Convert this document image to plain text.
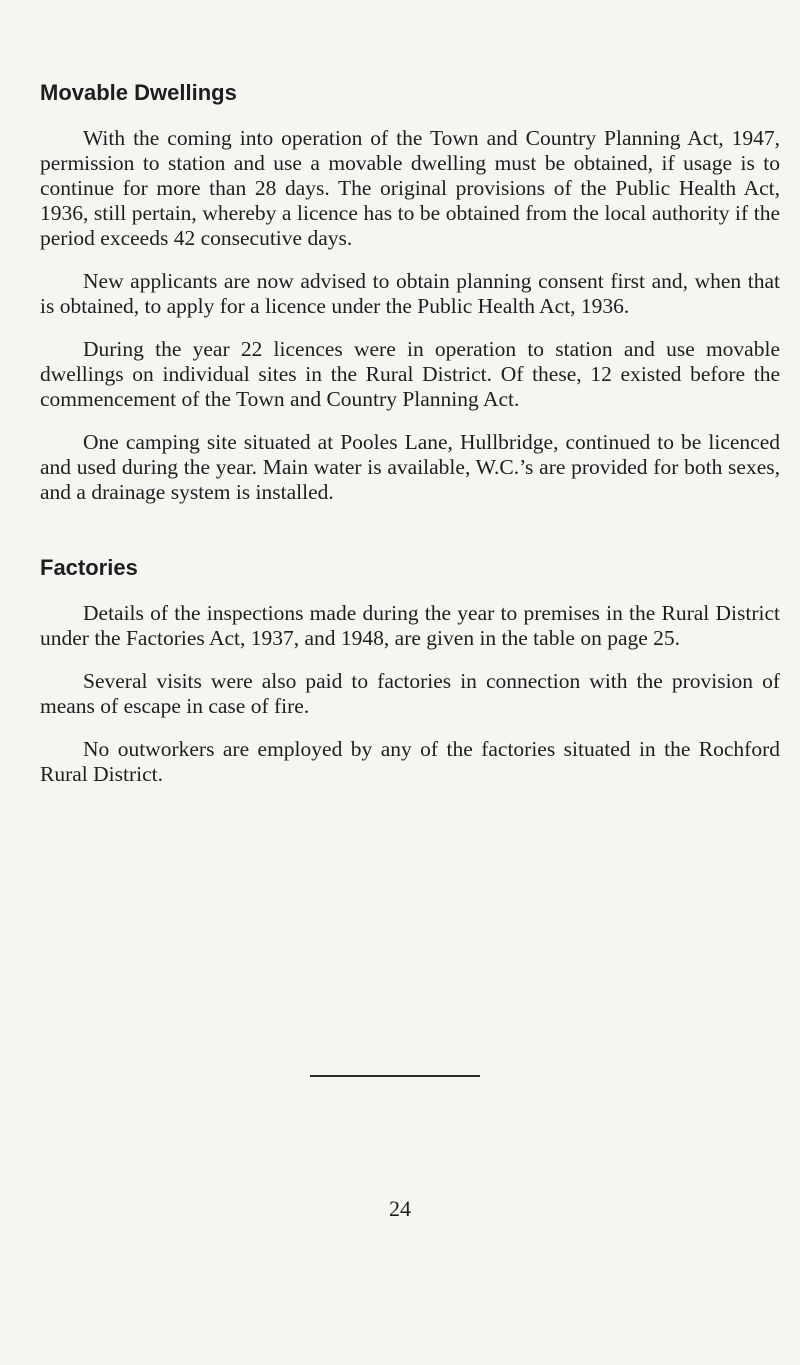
Movable Dwellings

With the coming into operation of the Town and Country Planning Act, 1947, permission to station and use a movable dwelling must be obtained, if usage is to continue for more than 28 days. The original provisions of the Public Health Act, 1936, still pertain, whereby a licence has to be obtained from the local authority if the period exceeds 42 consecutive days.

New applicants are now advised to obtain planning consent first and, when that is obtained, to apply for a licence under the Public Health Act, 1936.

During the year 22 licences were in operation to station and use movable dwellings on individual sites in the Rural District. Of these, 12 existed before the commencement of the Town and Country Planning Act.

One camping site situated at Pooles Lane, Hullbridge, continued to be licenced and used during the year. Main water is available, W.C.’s are provided for both sexes, and a drainage system is installed.

Factories

Details of the inspections made during the year to premises in the Rural District under the Factories Act, 1937, and 1948, are given in the table on page 25.

Several visits were also paid to factories in connection with the provision of means of escape in case of fire.

No outworkers are employed by any of the factories situated in the Rochford Rural District.

24
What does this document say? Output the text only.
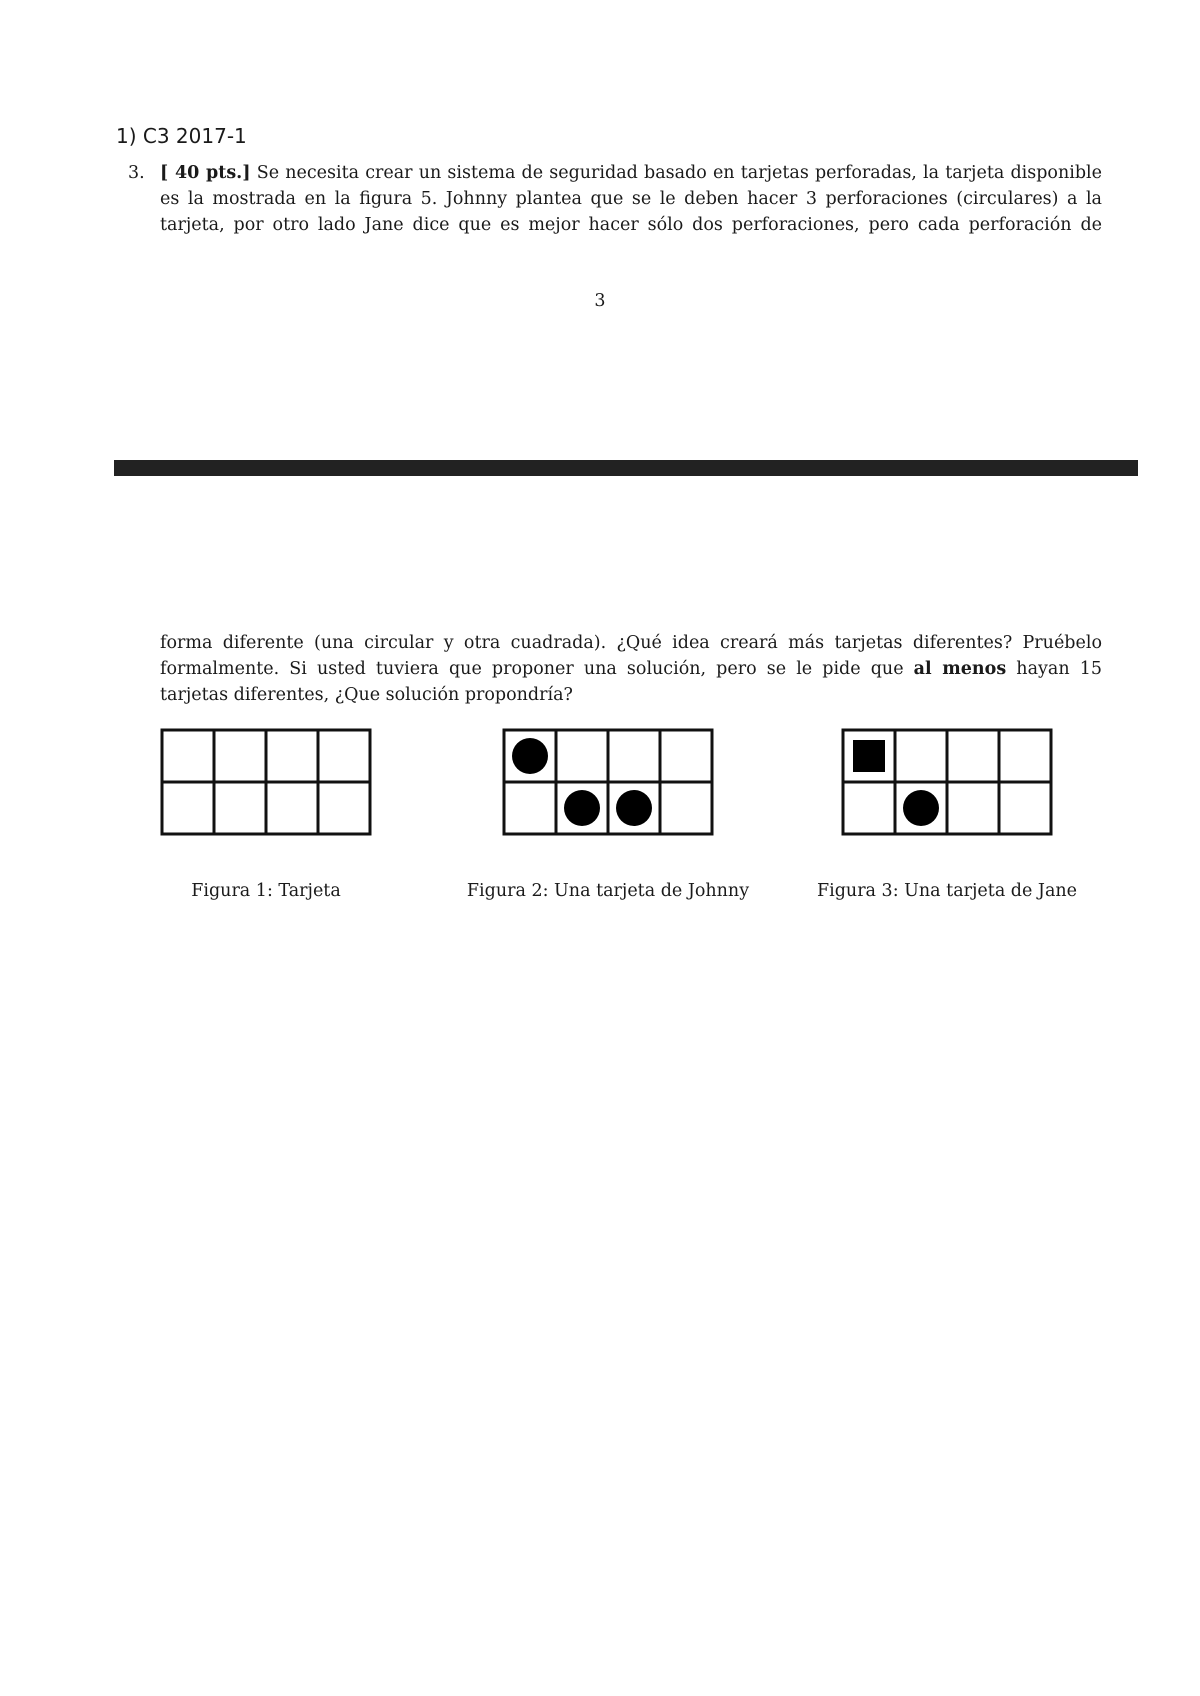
1) C3 2017-1
3. [ 40 pts.] Se necesita crear un sistema de seguridad basado en tarjetas perforadas, la tarjeta disponible
es la mostrada en la figura 5. Johnny plantea que se le deben hacer 3 perforaciones (circulares) a la
tarjeta, por otro lado Jane dice que es mejor hacer sólo dos perforaciones, pero cada perforación de
3
forma diferente (una circular y otra cuadrada). ¿Qué idea creará más tarjetas diferentes? Pruébelo
formalmente. Si usted tuviera que proponer una solución, pero se le pide que al menos hayan 15
tarjetas diferentes, ¿Que solución propondría?
Figura 1: Tarjeta	Figura 2: Una tarjeta de Johnny	Figura 3: Una tarjeta de Jane
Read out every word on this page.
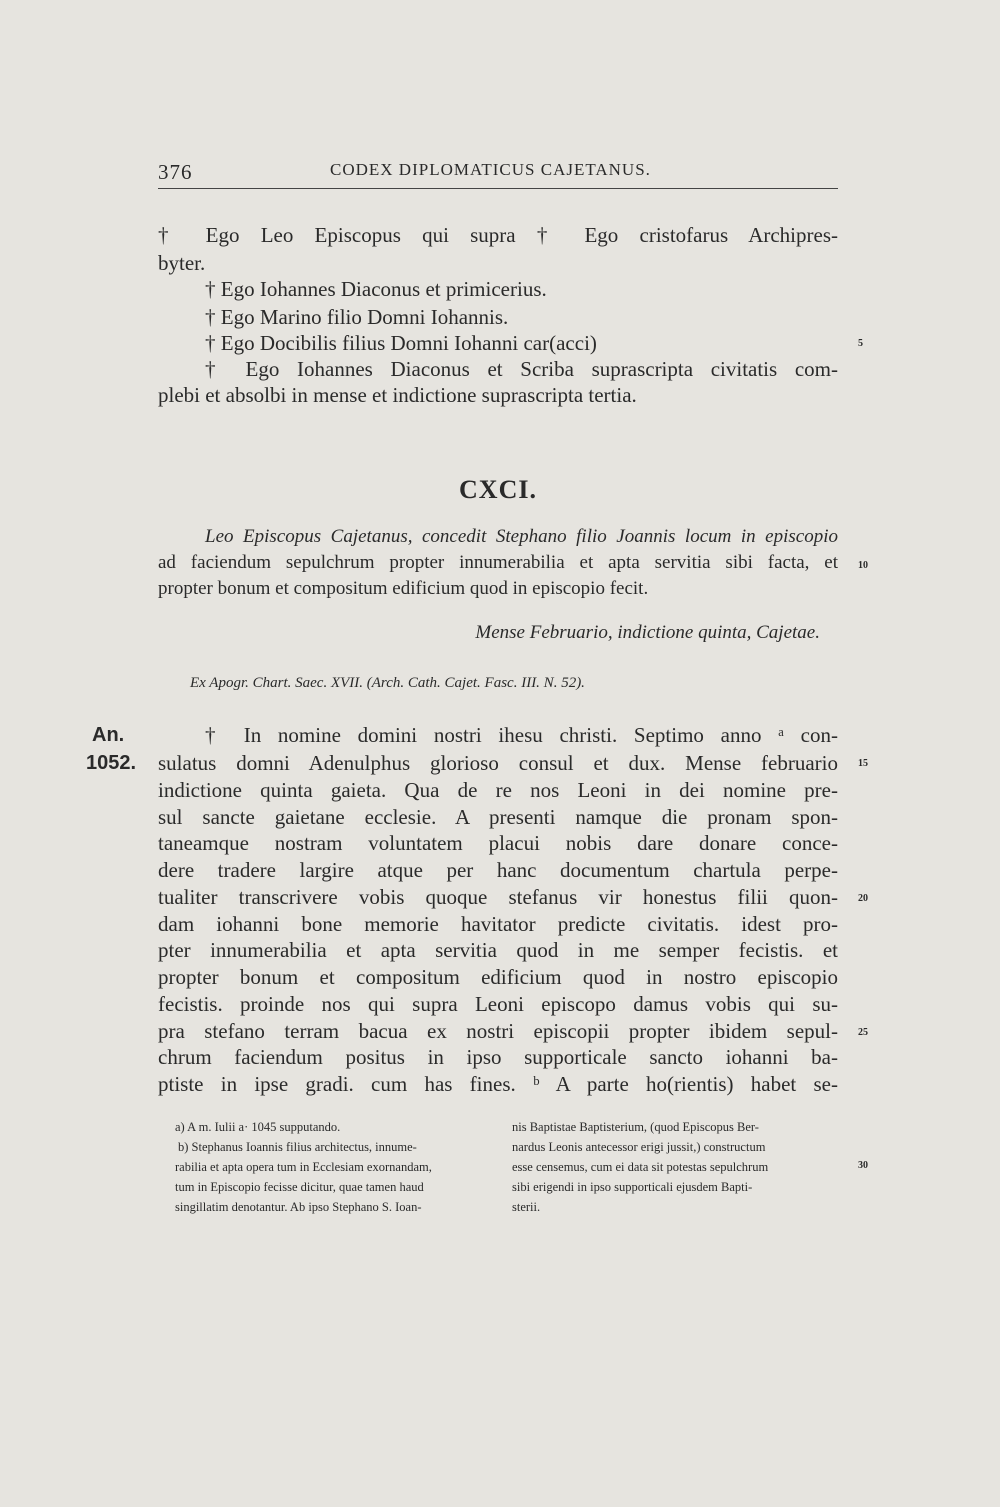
376	CODEX DIPLOMATICUS CAJETANUS.
† Ego Leo Episcopus qui supra † Ego cristofarus Archipres-
byter.
† Ego Iohannes Diaconus et primicerius.
† Ego Marino filio Domni Iohannis.
† Ego Docibilis filius Domni Iohanni car(acci)
† Ego Iohannes Diaconus et Scriba suprascripta civitatis com-
plebi et absolbi in mense et indictione suprascripta tertia.
5
CXCI.
Leo Episcopus Cajetanus, concedit Stephano filio Joannis locum in episcopio
ad faciendum sepulchrum propter innumerabilia et apta servitia sibi facta, et
propter bonum et compositum edificium quod in episcopio fecit.
10
Mense Februario, indictione quinta, Cajetae.
Ex Apogr. Chart. Saec. XVII. (Arch. Cath. Cajet. Fasc. III. N. 52).
An.
1052.
† In nomine domini nostri ihesu christi. Septimo anno ᵃ con-
sulatus domni Adenulphus glorioso consul et dux. Mense februario
indictione quinta gaieta. Qua de re nos Leoni in dei nomine pre-
sul sancte gaietane ecclesie. A presenti namque die pronam spon-
taneamque nostram voluntatem placui nobis dare donare conce-
dere tradere largire atque per hanc documentum chartula perpe-
tualiter transcrivere vobis quoque stefanus vir honestus filii quon-
dam iohanni bone memorie havitator predicte civitatis. idest pro-
pter innumerabilia et apta servitia quod in me semper fecistis. et
propter bonum et compositum edificium quod in nostro episcopio
fecistis. proinde nos qui supra Leoni episcopo damus vobis qui su-
pra stefano terram bacua ex nostri episcopii propter ibidem sepul-
chrum faciendum positus in ipso supporticale sancto iohanni ba-
ptiste in ipse gradi. cum has fines. ᵇ A parte ho(rientis) habet se-
15
20
25
30
a) A m. Iulii a· 1045 supputando.
b) Stephanus Ioannis filius architectus, innume-
rabilia et apta opera tum in Ecclesiam exornandam,
tum in Episcopio fecisse dicitur, quae tamen haud
singillatim denotantur. Ab ipso Stephano S. Ioan-
nis Baptistae Baptisterium, (quod Episcopus Ber-
nardus Leonis antecessor erigi jussit,) constructum
esse censemus, cum ei data sit potestas sepulchrum
sibi erigendi in ipso supporticali ejusdem Bapti-
sterii.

TASK OBJECTIVE >> Copy the records word for word, leaving no picture in the copy.

COMPLETED EXERCISE >>
Convert this document image to plain text.
Movable Dwellings

With the coming into operation of the Town and Country Planning Act, 1947, permission to station and use a movable dwelling must be obtained, if usage is to continue for more than 28 days. The original provisions of the Public Health Act, 1936, still pertain, whereby a licence has to be obtained from the local authority if the period exceeds 42 consecutive days.

New applicants are now advised to obtain planning consent first and, when that is obtained, to apply for a licence under the Public Health Act, 1936.

During the year 22 licences were in operation to station and use movable dwellings on individual sites in the Rural District. Of these, 12 existed before the commencement of the Town and Country Planning Act.

One camping site situated at Pooles Lane, Hullbridge, continued to be licenced and used during the year. Main water is available, W.C.’s are provided for both sexes, and a drainage system is installed.

Factories

Details of the inspections made during the year to premises in the Rural District under the Factories Act, 1937, and 1948, are given in the table on page 25.

Several visits were also paid to factories in connection with the provision of means of escape in case of fire.

No outworkers are employed by any of the factories situated in the Rochford Rural District.

24
What does this document say? Output the text only.
1) C3 2017-1
3. [ 40 pts.] Se necesita crear un sistema de seguridad basado en tarjetas perforadas, la tarjeta disponible
es la mostrada en la figura 5. Johnny plantea que se le deben hacer 3 perforaciones (circulares) a la
tarjeta, por otro lado Jane dice que es mejor hacer sólo dos perforaciones, pero cada perforación de
3
forma diferente (una circular y otra cuadrada). ¿Qué idea creará más tarjetas diferentes? Pruébelo
formalmente. Si usted tuviera que proponer una solución, pero se le pide que al menos hayan 15
tarjetas diferentes, ¿Que solución propondría?
Figura 1: Tarjeta	Figura 2: Una tarjeta de Johnny	Figura 3: Una tarjeta de Jane
Read out every word on this page.
376	CODEX DIPLOMATICUS CAJETANUS.
† Ego Leo Episcopus qui supra † Ego cristofarus Archipres-
byter.
† Ego Iohannes Diaconus et primicerius.
† Ego Marino filio Domni Iohannis.
† Ego Docibilis filius Domni Iohanni car(acci)
† Ego Iohannes Diaconus et Scriba suprascripta civitatis com-
plebi et absolbi in mense et indictione suprascripta tertia.
5
CXCI.
Leo Episcopus Cajetanus, concedit Stephano filio Joannis locum in episcopio
ad faciendum sepulchrum propter innumerabilia et apta servitia sibi facta, et
propter bonum et compositum edificium quod in episcopio fecit.
10
Mense Februario, indictione quinta, Cajetae.
Ex Apogr. Chart. Saec. XVII. (Arch. Cath. Cajet. Fasc. III. N. 52).
An.
1052.
† In nomine domini nostri ihesu christi. Septimo anno ᵃ con-
sulatus domni Adenulphus glorioso consul et dux. Mense februario
indictione quinta gaieta. Qua de re nos Leoni in dei nomine pre-
sul sancte gaietane ecclesie. A presenti namque die pronam spon-
taneamque nostram voluntatem placui nobis dare donare conce-
dere tradere largire atque per hanc documentum chartula perpe-
tualiter transcrivere vobis quoque stefanus vir honestus filii quon-
dam iohanni bone memorie havitator predicte civitatis. idest pro-
pter innumerabilia et apta servitia quod in me semper fecistis. et
propter bonum et compositum edificium quod in nostro episcopio
fecistis. proinde nos qui supra Leoni episcopo damus vobis qui su-
pra stefano terram bacua ex nostri episcopii propter ibidem sepul-
chrum faciendum positus in ipso supporticale sancto iohanni ba-
ptiste in ipse gradi. cum has fines. ᵇ A parte ho(rientis) habet se-
15
20
25
30
a) A m. Iulii a· 1045 supputando.
b) Stephanus Ioannis filius architectus, innume-
rabilia et apta opera tum in Ecclesiam exornandam,
tum in Episcopio fecisse dicitur, quae tamen haud
singillatim denotantur. Ab ipso Stephano S. Ioan-
nis Baptistae Baptisterium, (quod Episcopus Ber-
nardus Leonis antecessor erigi jussit,) constructum
esse censemus, cum ei data sit potestas sepulchrum
sibi erigendi in ipso supporticali ejusdem Bapti-
sterii.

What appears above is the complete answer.